◆ Work to be completed ◆
Quote the entries verbatim from the first one through the line containing "cell-x3: X — [211, 185, 341, 207]", including both ends.

....

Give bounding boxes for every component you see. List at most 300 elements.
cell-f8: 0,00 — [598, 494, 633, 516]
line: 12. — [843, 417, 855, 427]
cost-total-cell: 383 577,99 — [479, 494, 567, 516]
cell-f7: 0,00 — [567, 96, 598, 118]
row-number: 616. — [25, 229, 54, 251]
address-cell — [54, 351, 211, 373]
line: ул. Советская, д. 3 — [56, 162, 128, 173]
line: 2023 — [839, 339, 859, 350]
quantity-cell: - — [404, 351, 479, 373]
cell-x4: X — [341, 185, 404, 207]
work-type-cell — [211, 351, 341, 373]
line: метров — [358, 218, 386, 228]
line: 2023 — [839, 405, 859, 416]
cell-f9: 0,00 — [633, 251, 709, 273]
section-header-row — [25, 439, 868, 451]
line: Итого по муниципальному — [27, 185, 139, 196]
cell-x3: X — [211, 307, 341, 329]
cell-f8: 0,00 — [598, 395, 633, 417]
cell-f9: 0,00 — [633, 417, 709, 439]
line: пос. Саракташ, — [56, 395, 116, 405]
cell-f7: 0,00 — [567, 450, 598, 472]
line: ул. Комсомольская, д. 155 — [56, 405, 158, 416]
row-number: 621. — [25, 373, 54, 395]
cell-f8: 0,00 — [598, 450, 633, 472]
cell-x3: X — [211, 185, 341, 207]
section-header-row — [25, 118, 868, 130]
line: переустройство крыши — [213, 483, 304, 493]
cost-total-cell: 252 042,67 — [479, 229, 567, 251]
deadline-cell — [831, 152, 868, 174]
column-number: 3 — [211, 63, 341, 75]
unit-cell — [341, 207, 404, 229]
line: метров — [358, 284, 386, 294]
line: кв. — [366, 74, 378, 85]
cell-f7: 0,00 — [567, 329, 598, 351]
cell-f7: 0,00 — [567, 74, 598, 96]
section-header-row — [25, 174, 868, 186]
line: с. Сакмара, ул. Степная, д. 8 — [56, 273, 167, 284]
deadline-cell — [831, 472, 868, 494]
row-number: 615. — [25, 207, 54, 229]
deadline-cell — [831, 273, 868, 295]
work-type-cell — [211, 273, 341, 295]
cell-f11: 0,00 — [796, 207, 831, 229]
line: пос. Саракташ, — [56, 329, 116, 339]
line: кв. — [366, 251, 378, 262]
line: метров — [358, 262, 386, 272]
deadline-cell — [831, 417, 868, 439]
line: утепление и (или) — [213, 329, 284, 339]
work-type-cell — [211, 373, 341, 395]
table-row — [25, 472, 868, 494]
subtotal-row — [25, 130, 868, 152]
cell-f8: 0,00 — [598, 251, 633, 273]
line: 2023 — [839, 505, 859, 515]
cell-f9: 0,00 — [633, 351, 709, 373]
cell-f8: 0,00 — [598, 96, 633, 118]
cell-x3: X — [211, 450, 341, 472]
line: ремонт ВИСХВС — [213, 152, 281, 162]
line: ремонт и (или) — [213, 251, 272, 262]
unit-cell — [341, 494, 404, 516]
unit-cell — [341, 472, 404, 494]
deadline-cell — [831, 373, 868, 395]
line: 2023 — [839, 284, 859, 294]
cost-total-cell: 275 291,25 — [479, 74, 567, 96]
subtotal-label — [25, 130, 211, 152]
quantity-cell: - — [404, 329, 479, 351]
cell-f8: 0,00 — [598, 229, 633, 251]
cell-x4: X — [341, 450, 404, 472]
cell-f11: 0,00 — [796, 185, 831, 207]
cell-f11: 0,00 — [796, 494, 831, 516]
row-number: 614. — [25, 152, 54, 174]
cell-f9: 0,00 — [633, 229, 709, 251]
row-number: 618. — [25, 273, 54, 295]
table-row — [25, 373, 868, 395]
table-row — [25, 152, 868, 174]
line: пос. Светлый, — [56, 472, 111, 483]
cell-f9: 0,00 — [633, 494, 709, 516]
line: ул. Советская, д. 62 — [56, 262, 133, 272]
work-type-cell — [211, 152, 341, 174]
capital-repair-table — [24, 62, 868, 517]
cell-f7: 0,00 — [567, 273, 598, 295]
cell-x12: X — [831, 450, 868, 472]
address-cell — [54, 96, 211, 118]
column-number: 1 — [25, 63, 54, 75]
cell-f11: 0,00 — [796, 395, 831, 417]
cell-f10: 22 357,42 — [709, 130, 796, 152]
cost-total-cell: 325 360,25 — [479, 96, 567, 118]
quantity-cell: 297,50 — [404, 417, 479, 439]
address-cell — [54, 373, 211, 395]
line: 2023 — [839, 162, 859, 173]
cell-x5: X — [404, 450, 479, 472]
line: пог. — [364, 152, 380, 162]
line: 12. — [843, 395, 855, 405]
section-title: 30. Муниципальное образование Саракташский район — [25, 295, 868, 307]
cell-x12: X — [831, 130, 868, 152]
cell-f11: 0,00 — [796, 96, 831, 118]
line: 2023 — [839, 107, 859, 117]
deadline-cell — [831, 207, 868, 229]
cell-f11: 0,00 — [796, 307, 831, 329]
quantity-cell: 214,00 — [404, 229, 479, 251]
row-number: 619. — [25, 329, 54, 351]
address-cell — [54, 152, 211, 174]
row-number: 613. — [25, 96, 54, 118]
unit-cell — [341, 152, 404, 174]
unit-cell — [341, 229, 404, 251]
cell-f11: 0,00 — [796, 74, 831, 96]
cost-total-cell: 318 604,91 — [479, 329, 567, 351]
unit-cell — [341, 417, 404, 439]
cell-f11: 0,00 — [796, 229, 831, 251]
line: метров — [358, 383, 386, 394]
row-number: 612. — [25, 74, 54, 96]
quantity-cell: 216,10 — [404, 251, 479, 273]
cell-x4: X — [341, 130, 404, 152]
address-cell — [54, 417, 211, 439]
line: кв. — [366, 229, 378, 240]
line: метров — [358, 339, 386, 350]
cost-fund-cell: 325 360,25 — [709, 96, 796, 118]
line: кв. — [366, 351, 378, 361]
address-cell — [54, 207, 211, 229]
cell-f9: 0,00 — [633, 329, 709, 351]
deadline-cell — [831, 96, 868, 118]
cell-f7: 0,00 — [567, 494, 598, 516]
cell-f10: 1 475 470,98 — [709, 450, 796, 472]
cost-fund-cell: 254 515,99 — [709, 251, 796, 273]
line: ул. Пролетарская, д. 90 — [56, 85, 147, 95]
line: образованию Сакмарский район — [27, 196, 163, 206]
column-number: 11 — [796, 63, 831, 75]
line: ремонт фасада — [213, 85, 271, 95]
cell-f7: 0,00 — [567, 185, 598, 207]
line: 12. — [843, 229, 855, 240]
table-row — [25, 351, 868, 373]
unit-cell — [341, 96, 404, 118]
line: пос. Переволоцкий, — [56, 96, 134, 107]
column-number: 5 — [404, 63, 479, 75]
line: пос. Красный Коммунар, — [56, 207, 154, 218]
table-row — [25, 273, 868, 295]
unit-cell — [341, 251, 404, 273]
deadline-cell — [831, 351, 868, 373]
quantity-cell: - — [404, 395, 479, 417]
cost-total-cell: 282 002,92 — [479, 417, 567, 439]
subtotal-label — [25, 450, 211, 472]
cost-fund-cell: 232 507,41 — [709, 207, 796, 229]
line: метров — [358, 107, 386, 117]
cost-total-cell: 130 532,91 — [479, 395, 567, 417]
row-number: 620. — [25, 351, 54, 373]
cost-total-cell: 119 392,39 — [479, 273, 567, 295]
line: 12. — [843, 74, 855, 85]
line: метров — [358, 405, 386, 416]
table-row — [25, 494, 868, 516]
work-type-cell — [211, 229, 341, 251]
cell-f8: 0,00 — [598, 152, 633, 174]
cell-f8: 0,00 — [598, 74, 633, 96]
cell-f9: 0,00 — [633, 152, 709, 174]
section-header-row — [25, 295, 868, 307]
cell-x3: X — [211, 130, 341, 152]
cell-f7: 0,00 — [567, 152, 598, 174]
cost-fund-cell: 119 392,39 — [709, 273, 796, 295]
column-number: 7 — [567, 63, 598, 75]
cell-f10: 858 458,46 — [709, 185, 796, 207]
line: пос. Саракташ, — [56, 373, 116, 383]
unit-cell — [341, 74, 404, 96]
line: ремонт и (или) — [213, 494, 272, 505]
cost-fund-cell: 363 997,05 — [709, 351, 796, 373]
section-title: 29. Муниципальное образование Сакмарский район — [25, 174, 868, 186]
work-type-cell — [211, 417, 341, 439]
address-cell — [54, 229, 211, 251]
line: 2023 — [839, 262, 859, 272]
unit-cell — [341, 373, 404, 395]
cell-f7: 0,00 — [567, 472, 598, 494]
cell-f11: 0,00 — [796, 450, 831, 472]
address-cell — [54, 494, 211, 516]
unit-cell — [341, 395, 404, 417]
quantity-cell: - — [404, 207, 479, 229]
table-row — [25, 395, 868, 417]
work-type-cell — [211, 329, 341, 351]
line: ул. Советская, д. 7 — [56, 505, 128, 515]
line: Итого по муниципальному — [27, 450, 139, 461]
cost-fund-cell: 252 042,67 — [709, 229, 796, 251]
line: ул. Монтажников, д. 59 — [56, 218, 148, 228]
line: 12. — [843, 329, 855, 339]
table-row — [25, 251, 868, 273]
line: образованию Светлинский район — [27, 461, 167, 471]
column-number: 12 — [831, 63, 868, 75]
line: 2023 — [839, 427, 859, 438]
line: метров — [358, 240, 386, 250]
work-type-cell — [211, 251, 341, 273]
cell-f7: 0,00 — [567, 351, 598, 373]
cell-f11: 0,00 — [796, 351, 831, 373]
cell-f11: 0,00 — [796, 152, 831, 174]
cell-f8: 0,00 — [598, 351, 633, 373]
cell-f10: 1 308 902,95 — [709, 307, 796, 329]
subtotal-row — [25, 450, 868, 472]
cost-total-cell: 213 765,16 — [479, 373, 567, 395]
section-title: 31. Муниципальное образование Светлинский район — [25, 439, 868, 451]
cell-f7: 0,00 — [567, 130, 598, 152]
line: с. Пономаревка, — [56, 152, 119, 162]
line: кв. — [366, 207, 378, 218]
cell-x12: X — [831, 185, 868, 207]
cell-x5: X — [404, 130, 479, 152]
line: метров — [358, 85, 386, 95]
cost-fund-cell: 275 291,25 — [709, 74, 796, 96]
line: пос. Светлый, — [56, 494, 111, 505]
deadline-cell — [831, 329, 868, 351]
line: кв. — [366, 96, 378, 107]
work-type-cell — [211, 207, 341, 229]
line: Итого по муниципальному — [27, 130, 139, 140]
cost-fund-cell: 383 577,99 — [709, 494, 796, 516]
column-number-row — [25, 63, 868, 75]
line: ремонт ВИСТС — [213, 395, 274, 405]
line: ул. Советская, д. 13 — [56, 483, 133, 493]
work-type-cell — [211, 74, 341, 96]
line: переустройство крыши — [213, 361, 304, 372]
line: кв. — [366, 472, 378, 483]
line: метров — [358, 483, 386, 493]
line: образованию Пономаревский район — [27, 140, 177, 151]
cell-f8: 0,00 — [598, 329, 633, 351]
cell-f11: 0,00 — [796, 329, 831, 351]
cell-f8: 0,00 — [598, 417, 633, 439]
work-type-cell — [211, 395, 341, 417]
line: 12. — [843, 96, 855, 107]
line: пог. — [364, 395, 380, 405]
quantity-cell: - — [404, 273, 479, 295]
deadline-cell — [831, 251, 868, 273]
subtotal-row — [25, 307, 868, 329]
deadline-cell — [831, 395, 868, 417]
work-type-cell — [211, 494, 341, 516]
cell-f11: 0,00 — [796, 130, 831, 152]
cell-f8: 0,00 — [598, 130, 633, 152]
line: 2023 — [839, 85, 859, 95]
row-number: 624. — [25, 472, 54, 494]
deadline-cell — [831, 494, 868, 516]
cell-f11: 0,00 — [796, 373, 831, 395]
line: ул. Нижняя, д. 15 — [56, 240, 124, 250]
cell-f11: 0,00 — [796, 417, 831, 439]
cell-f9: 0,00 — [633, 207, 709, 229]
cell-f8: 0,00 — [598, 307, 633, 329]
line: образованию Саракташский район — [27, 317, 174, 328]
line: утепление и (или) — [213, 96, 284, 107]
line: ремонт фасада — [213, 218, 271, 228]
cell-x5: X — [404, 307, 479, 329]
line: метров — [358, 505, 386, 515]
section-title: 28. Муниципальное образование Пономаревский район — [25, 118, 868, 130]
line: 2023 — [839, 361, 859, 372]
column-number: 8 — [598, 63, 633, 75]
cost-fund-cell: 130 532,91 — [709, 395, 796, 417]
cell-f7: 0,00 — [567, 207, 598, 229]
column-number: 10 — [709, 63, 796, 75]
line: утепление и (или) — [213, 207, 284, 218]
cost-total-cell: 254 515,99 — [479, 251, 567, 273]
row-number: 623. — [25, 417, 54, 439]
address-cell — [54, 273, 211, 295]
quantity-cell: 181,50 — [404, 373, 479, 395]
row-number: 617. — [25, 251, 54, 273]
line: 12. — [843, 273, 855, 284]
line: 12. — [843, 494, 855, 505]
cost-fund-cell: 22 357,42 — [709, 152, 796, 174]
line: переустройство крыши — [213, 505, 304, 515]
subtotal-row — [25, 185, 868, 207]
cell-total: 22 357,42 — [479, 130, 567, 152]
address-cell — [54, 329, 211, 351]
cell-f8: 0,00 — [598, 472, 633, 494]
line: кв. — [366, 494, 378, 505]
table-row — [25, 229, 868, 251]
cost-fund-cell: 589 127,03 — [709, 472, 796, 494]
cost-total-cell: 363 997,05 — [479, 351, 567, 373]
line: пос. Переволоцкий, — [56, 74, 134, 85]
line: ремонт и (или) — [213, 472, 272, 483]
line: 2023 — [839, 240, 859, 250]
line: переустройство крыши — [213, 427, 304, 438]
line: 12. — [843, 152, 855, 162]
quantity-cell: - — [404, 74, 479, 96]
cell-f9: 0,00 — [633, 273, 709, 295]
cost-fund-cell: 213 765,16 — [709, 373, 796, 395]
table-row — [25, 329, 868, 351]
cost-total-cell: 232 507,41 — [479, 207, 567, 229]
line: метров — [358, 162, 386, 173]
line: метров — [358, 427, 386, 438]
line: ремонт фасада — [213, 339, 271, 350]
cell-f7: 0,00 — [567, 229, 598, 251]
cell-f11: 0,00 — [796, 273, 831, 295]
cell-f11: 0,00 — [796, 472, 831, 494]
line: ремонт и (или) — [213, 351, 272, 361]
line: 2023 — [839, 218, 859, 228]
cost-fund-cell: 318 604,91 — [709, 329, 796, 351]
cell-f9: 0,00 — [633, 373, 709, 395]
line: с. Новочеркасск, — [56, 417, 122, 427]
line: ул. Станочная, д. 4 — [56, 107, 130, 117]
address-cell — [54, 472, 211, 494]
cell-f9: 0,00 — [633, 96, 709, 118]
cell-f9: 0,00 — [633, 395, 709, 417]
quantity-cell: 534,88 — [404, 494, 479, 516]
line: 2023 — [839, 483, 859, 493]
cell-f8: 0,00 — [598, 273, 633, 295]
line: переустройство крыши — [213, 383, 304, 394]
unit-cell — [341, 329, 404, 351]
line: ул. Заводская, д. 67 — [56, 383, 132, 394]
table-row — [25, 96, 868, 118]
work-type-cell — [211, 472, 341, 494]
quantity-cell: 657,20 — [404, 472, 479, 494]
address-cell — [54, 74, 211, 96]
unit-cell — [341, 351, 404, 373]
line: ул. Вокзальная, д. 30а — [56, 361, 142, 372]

....

◆ Task response ◆
Give bounding boxes for every component you see. List at most 300 elements.
cell-f8: 0,00 — [598, 494, 633, 516]
line: 12. — [843, 417, 855, 427]
cost-total-cell: 383 577,99 — [479, 494, 567, 516]
cell-f7: 0,00 — [567, 96, 598, 118]
row-number: 616. — [25, 229, 54, 251]
address-cell — [54, 351, 211, 373]
line: ул. Советская, д. 3 — [56, 162, 128, 173]
line: 2023 — [839, 339, 859, 350]
quantity-cell: - — [404, 351, 479, 373]
cell-x4: X — [341, 185, 404, 207]
work-type-cell — [211, 351, 341, 373]
line: метров — [358, 218, 386, 228]
line: 2023 — [839, 405, 859, 416]
cell-f9: 0,00 — [633, 251, 709, 273]
section-header-row — [25, 439, 868, 451]
line: Итого по муниципальному — [27, 185, 139, 196]
cell-x3: X — [211, 307, 341, 329]
cell-f8: 0,00 — [598, 395, 633, 417]
cell-f9: 0,00 — [633, 417, 709, 439]
line: пос. Саракташ, — [56, 395, 116, 405]
cell-f7: 0,00 — [567, 450, 598, 472]
line: ул. Комсомольская, д. 155 — [56, 405, 158, 416]
row-number: 621. — [25, 373, 54, 395]
cell-f8: 0,00 — [598, 450, 633, 472]
cell-x3: X — [211, 185, 341, 207]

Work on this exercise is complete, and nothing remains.